(Items from a figure collection):
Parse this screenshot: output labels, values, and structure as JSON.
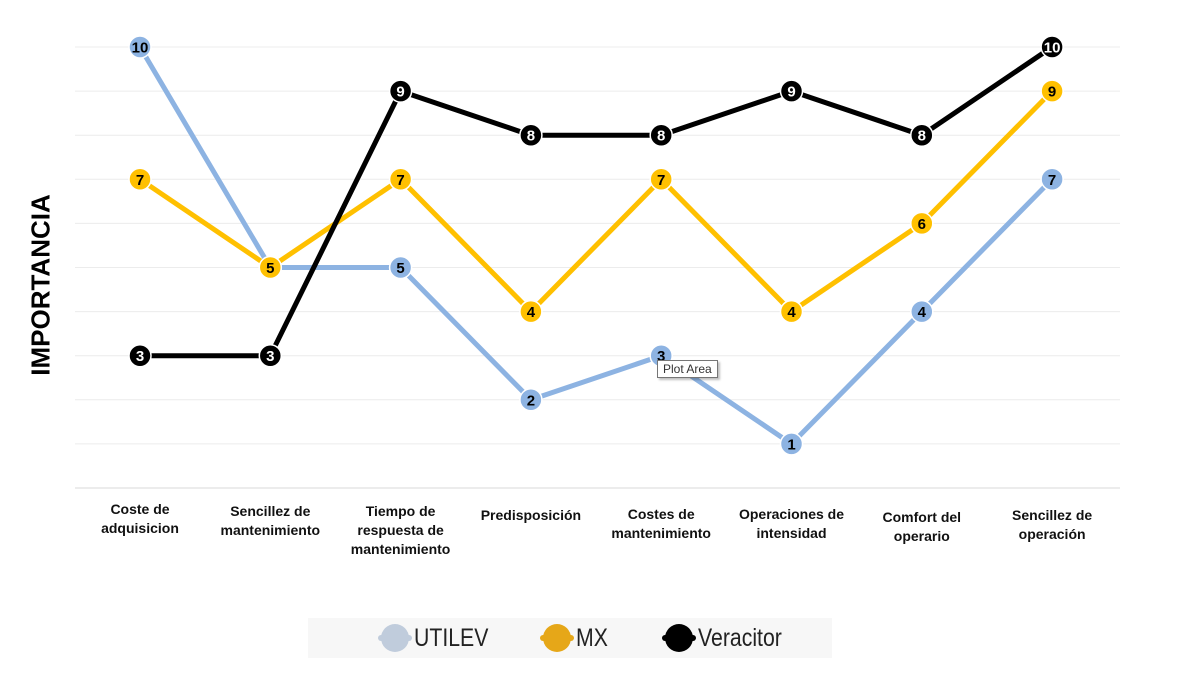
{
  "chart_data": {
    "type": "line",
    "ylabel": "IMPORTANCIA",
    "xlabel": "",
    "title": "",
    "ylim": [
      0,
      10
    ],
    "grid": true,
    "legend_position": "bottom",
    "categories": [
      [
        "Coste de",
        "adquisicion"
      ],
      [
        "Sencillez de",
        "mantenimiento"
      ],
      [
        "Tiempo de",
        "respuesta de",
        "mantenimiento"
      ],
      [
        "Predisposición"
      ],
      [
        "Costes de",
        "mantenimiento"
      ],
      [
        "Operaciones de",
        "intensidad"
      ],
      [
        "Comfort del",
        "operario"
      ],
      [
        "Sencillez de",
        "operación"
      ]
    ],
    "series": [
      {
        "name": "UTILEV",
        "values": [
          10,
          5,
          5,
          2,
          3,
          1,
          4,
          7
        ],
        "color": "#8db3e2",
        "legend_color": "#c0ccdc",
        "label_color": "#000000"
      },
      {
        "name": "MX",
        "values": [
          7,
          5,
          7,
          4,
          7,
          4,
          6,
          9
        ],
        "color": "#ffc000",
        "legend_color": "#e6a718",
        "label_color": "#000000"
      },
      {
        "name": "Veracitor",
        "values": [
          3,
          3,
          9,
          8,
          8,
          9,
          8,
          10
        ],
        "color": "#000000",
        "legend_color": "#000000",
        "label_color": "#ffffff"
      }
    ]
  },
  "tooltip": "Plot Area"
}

(What this task involves): Copy all the entries word for word. Omit any pictures.

(Task result):
Parse this screenshot: output labels, values, and structure as JSON.
{
  "chart_data": {
    "type": "line",
    "ylabel": "IMPORTANCIA",
    "xlabel": "",
    "title": "",
    "ylim": [
      0,
      10
    ],
    "grid": true,
    "legend_position": "bottom",
    "categories": [
      [
        "Coste de",
        "adquisicion"
      ],
      [
        "Sencillez de",
        "mantenimiento"
      ],
      [
        "Tiempo de",
        "respuesta de",
        "mantenimiento"
      ],
      [
        "Predisposición"
      ],
      [
        "Costes de",
        "mantenimiento"
      ],
      [
        "Operaciones de",
        "intensidad"
      ],
      [
        "Comfort del",
        "operario"
      ],
      [
        "Sencillez de",
        "operación"
      ]
    ],
    "series": [
      {
        "name": "UTILEV",
        "values": [
          10,
          5,
          5,
          2,
          3,
          1,
          4,
          7
        ],
        "color": "#8db3e2",
        "legend_color": "#c0ccdc",
        "label_color": "#000000"
      },
      {
        "name": "MX",
        "values": [
          7,
          5,
          7,
          4,
          7,
          4,
          6,
          9
        ],
        "color": "#ffc000",
        "legend_color": "#e6a718",
        "label_color": "#000000"
      },
      {
        "name": "Veracitor",
        "values": [
          3,
          3,
          9,
          8,
          8,
          9,
          8,
          10
        ],
        "color": "#000000",
        "legend_color": "#000000",
        "label_color": "#ffffff"
      }
    ]
  },
  "tooltip": "Plot Area"
}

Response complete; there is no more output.